▸ **Requirements**
All lines holding the string "processing" are to be shown.

(Data entries)
########

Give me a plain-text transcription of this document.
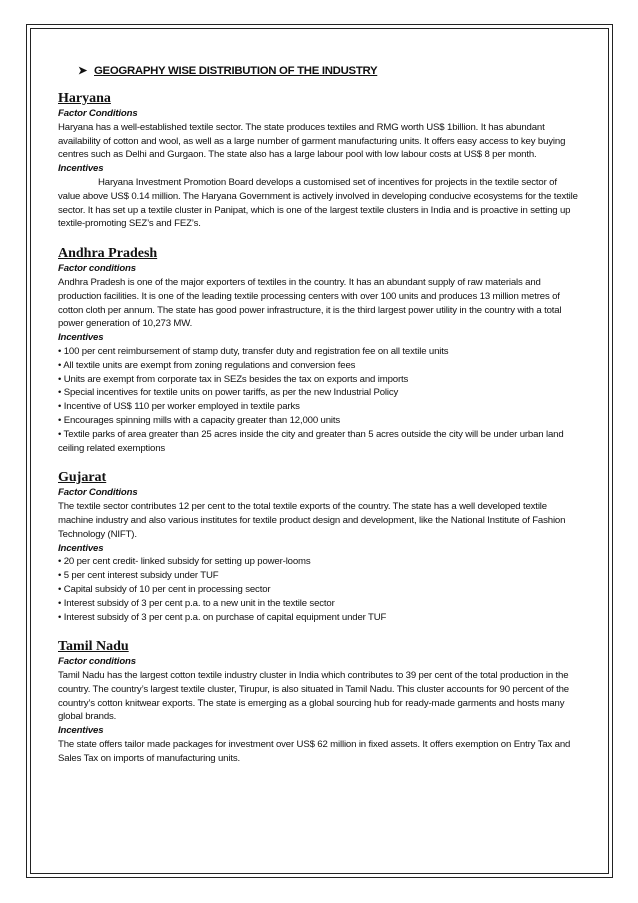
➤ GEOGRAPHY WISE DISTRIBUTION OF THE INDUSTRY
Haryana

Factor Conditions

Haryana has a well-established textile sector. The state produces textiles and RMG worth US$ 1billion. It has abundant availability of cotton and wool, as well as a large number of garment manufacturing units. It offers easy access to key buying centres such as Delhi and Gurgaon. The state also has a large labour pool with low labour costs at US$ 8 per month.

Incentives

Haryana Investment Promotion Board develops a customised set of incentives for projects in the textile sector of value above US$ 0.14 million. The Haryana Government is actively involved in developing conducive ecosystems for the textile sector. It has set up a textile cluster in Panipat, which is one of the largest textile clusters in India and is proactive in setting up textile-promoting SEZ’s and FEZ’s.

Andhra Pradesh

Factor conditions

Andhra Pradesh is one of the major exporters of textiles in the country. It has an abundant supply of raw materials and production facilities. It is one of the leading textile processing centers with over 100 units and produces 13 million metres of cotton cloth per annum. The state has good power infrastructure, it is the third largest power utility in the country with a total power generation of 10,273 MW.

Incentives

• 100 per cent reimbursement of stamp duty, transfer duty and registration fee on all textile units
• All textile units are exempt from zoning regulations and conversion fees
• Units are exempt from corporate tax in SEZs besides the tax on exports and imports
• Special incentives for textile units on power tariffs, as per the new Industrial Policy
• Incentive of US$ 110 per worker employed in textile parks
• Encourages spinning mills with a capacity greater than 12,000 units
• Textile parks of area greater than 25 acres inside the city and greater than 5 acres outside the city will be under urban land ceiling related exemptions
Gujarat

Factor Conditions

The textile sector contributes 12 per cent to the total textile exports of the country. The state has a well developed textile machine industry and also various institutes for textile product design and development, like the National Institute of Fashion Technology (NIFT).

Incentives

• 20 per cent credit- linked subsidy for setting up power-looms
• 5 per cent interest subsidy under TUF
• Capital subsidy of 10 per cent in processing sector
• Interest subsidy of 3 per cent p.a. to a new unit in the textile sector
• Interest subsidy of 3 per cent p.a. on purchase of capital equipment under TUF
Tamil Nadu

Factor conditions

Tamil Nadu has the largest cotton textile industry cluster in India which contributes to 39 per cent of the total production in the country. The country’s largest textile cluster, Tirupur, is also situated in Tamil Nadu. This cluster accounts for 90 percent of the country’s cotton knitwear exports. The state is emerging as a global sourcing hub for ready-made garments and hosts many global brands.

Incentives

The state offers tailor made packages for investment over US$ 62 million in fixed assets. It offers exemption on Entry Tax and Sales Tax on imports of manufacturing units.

########

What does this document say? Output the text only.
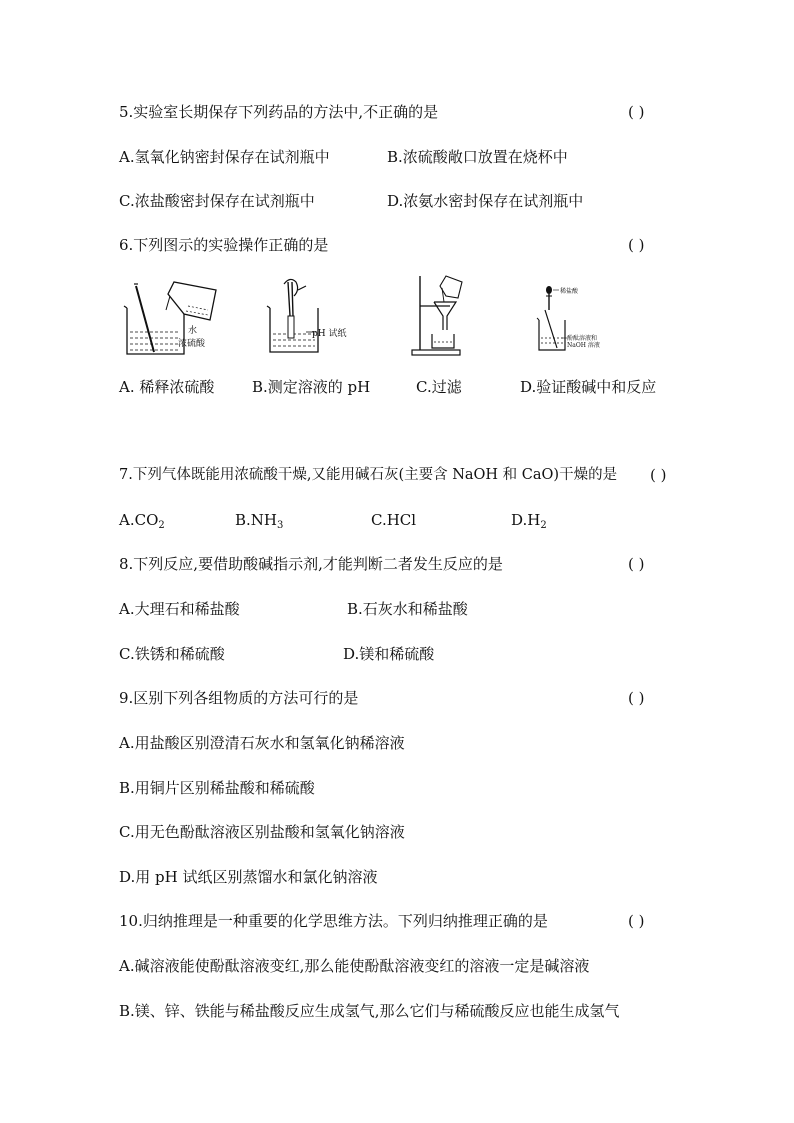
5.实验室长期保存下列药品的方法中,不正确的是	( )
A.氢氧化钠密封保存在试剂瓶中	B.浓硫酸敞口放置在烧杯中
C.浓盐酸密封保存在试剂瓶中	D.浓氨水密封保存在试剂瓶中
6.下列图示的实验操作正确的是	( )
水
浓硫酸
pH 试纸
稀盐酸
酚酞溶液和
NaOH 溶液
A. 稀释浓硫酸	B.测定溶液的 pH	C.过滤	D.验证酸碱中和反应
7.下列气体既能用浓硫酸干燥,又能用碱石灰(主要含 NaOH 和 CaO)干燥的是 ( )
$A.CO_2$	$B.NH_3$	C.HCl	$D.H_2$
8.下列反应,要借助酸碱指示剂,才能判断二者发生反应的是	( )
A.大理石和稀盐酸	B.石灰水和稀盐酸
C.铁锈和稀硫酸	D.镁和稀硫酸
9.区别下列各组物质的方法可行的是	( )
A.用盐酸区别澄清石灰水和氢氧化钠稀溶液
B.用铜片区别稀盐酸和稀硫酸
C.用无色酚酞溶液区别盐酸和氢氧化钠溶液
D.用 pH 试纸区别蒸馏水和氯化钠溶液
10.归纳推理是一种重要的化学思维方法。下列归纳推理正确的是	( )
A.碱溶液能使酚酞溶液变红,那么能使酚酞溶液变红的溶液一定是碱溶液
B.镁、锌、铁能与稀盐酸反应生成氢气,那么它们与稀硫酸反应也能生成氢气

########

▸ **Task solution**
Andhra Pradesh is one of the major exporters of textiles in the country. It has an abundant supply of raw materials and production facilities. It is one of the leading textile processing centers with over 100 units and produces 13 million metres of cotton cloth per annum. The state has good power infrastructure, it is the third largest power utility in the country with a total power generation of 10,273 MW.
• Capital subsidy of 10 per cent in processing sector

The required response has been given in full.